Your objective: Make an exact copy of the entries, and keep any pictures out of it.

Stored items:
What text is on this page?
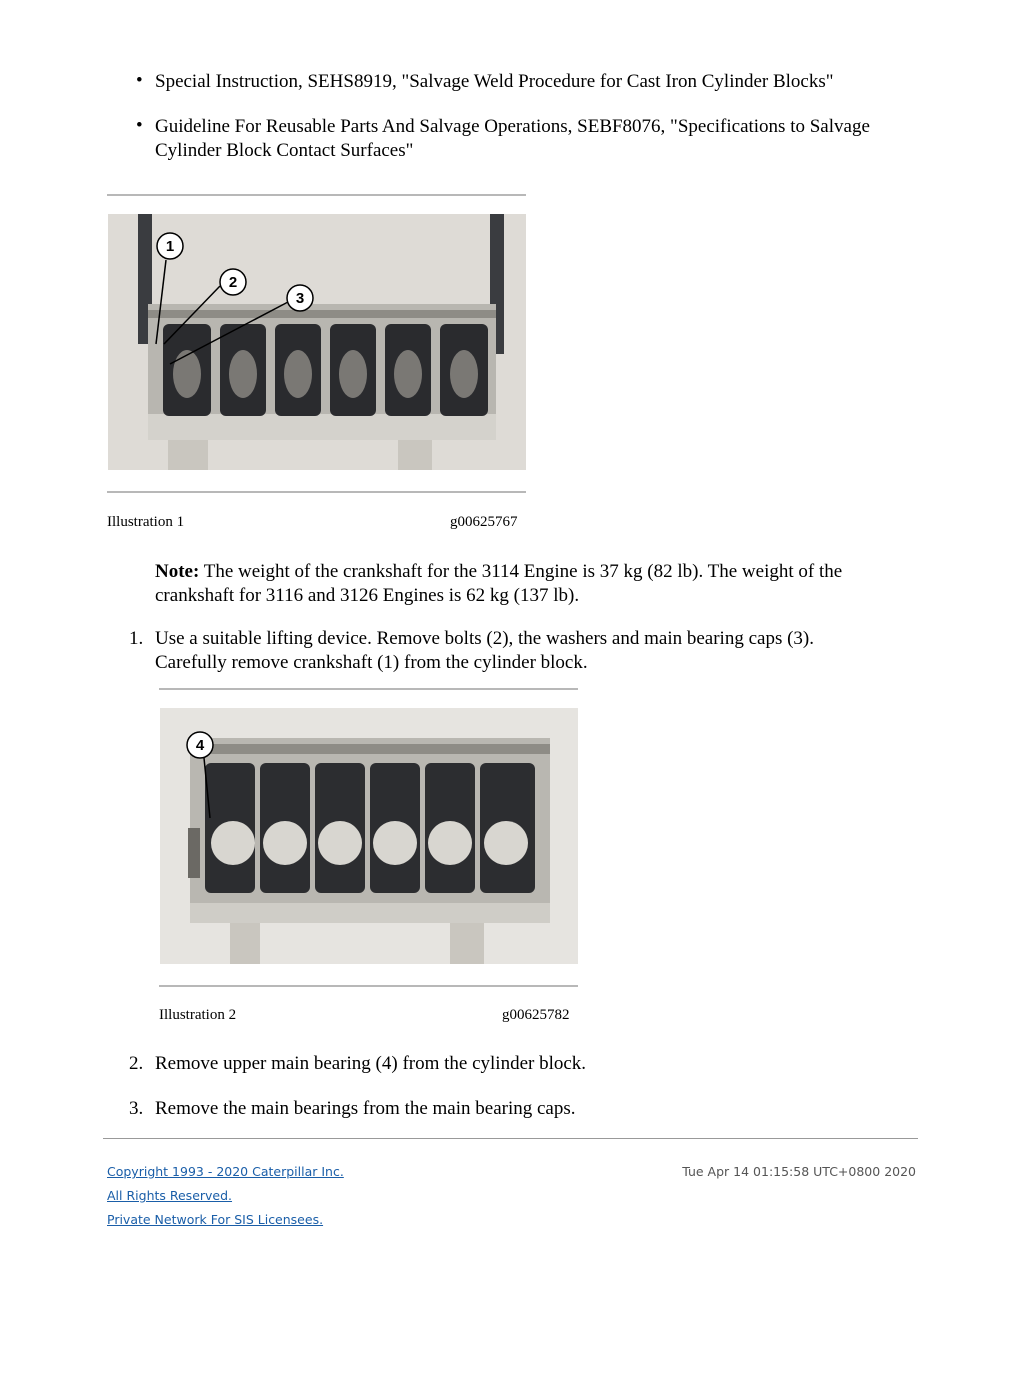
• Special Instruction, SEHS8919, "Salvage Weld Procedure for Cast Iron Cylinder Blocks"
• Guideline For Reusable Parts And Salvage Operations, SEBF8076, "Specifications to Salvage Cylinder Block Contact Surfaces"
1
2
3
Illustration 1	g00625767
Note: The weight of the crankshaft for the 3114 Engine is 37 kg (82 lb). The weight of the crankshaft for 3116 and 3126 Engines is 62 kg (137 lb).
1. Use a suitable lifting device. Remove bolts (2), the washers and main bearing caps (3). Carefully remove crankshaft (1) from the cylinder block.
4
Illustration 2	g00625782
2. Remove upper main bearing (4) from the cylinder block.
3. Remove the main bearings from the main bearing caps.
Copyright 1993 - 2020 Caterpillar Inc.	Tue Apr 14 01:15:58 UTC+0800 2020
All Rights Reserved.
Private Network For SIS Licensees.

Solution to this problem:
What text is on this page?
• Special Instruction, SEHS8919, "Salvage Weld Procedure for Cast Iron Cylinder Blocks"
• Guideline For Reusable Parts And Salvage Operations, SEBF8076, "Specifications to Salvage Cylinder Block Contact Surfaces"
1
2
3
Illustration 1	g00625767
Note: The weight of the crankshaft for the 3114 Engine is 37 kg (82 lb). The weight of the crankshaft for 3116 and 3126 Engines is 62 kg (137 lb).
1. Use a suitable lifting device. Remove bolts (2), the washers and main bearing caps (3). Carefully remove crankshaft (1) from the cylinder block.
4
Illustration 2	g00625782
2. Remove upper main bearing (4) from the cylinder block.
3. Remove the main bearings from the main bearing caps.
Copyright 1993 - 2020 Caterpillar Inc.	Tue Apr 14 01:15:58 UTC+0800 2020
All Rights Reserved.
Private Network For SIS Licensees.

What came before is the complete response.